**Exercise aim**: Locate every line below that contains the word "JSON" and copy it.

[start]

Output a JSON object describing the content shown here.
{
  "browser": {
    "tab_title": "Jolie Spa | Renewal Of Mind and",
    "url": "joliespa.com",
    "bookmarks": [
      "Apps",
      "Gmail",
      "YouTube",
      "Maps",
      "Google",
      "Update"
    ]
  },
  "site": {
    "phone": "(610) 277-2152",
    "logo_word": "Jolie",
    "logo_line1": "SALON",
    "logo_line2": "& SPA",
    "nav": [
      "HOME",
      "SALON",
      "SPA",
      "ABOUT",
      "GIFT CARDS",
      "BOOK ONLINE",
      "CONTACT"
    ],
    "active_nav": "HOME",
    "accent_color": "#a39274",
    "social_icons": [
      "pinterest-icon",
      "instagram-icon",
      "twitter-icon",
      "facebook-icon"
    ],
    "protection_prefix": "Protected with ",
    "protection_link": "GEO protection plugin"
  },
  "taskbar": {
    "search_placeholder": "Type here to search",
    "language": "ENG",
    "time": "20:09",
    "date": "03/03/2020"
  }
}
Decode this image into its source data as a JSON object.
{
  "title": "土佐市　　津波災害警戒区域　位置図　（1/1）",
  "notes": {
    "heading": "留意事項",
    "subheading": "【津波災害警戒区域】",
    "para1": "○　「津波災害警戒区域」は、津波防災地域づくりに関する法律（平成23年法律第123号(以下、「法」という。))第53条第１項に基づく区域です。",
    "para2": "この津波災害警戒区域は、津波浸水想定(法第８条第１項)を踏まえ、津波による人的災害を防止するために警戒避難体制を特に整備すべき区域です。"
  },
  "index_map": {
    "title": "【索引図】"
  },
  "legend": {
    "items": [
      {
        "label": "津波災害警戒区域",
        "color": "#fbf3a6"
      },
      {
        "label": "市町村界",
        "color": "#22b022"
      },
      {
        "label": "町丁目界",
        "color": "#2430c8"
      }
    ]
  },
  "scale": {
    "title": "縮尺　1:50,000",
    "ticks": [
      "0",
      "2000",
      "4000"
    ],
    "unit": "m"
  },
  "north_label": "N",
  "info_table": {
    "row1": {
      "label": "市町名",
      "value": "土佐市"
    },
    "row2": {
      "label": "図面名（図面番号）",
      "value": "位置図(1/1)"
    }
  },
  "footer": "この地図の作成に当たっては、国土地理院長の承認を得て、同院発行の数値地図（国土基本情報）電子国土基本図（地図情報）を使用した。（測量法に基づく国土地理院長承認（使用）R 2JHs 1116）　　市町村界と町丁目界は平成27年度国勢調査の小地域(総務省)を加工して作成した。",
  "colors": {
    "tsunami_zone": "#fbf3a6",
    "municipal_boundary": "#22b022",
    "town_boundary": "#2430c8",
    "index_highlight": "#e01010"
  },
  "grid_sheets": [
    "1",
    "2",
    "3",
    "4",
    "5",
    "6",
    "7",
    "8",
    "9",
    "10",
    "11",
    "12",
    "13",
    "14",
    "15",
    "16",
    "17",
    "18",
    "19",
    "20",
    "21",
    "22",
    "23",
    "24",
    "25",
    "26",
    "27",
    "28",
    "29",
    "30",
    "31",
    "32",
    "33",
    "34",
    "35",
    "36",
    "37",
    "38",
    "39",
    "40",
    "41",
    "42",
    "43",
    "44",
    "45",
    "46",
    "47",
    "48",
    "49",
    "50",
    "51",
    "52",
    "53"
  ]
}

[end]

**Exercise response**:
Output a JSON object describing the content shown here.
Decode this image into its source data as a JSON object.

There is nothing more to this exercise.